━━━ STORED DATA ━━━

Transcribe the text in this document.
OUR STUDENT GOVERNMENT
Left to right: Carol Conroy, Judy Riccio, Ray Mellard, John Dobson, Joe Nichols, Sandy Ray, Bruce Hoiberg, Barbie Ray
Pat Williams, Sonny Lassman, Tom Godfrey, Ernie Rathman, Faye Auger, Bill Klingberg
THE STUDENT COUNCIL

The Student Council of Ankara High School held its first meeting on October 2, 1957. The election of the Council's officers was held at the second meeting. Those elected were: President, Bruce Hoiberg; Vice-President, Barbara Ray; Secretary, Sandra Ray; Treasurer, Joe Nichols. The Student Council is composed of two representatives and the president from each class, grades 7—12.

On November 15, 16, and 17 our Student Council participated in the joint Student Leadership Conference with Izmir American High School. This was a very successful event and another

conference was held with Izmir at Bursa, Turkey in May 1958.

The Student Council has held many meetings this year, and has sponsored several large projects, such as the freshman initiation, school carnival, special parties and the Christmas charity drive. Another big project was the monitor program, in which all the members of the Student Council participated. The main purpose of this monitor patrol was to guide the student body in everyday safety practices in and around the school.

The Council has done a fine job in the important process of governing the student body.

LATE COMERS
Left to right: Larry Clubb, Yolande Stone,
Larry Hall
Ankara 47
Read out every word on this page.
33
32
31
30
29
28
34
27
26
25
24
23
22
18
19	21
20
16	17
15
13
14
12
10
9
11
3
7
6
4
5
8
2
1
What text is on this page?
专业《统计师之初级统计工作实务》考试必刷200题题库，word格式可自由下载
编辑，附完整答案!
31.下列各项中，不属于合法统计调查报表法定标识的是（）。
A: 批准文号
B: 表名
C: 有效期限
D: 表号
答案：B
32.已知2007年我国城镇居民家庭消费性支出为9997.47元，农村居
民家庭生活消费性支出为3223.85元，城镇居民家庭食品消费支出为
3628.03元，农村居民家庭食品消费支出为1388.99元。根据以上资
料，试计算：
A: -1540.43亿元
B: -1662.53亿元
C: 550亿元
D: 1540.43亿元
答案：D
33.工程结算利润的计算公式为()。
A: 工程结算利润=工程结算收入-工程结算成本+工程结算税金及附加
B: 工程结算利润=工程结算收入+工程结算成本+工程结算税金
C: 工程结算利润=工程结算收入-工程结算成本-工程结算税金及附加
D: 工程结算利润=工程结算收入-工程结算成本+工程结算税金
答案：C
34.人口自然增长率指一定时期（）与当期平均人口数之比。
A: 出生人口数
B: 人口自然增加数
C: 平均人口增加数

━━━

PROBLEM STATEMENT
Output every entry shown above, exactly.

EXERCISE SOLUTION
Transcribe the text in this document.
OUR STUDENT GOVERNMENT
Left to right: Carol Conroy, Judy Riccio, Ray Mellard, John Dobson, Joe Nichols, Sandy Ray, Bruce Hoiberg, Barbie Ray
Pat Williams, Sonny Lassman, Tom Godfrey, Ernie Rathman, Faye Auger, Bill Klingberg
THE STUDENT COUNCIL

The Student Council of Ankara High School held its first meeting on October 2, 1957. The election of the Council's officers was held at the second meeting. Those elected were: President, Bruce Hoiberg; Vice-President, Barbara Ray; Secretary, Sandra Ray; Treasurer, Joe Nichols. The Student Council is composed of two representatives and the president from each class, grades 7—12.

On November 15, 16, and 17 our Student Council participated in the joint Student Leadership Conference with Izmir American High School. This was a very successful event and another

conference was held with Izmir at Bursa, Turkey in May 1958.

The Student Council has held many meetings this year, and has sponsored several large projects, such as the freshman initiation, school carnival, special parties and the Christmas charity drive. Another big project was the monitor program, in which all the members of the Student Council participated. The main purpose of this monitor patrol was to guide the student body in everyday safety practices in and around the school.

The Council has done a fine job in the important process of governing the student body.

LATE COMERS
Left to right: Larry Clubb, Yolande Stone,
Larry Hall
Ankara 47
Read out every word on this page.
33
32
31
30
29
28
34
27
26
25
24
23
22
18
19	21
20
16	17
15
13
14
12
10
9
11
3
7
6
4
5
8
2
1
What text is on this page?
专业《统计师之初级统计工作实务》考试必刷200题题库，word格式可自由下载
编辑，附完整答案!
31.下列各项中，不属于合法统计调查报表法定标识的是（）。
A: 批准文号
B: 表名
C: 有效期限
D: 表号
答案：B
32.已知2007年我国城镇居民家庭消费性支出为9997.47元，农村居
民家庭生活消费性支出为3223.85元，城镇居民家庭食品消费支出为
3628.03元，农村居民家庭食品消费支出为1388.99元。根据以上资
料，试计算：
A: -1540.43亿元
B: -1662.53亿元
C: 550亿元
D: 1540.43亿元
答案：D
33.工程结算利润的计算公式为()。
A: 工程结算利润=工程结算收入-工程结算成本+工程结算税金及附加
B: 工程结算利润=工程结算收入+工程结算成本+工程结算税金
C: 工程结算利润=工程结算收入-工程结算成本-工程结算税金及附加
D: 工程结算利润=工程结算收入-工程结算成本+工程结算税金
答案：C
34.人口自然增长率指一定时期（）与当期平均人口数之比。
A: 出生人口数
B: 人口自然增加数
C: 平均人口增加数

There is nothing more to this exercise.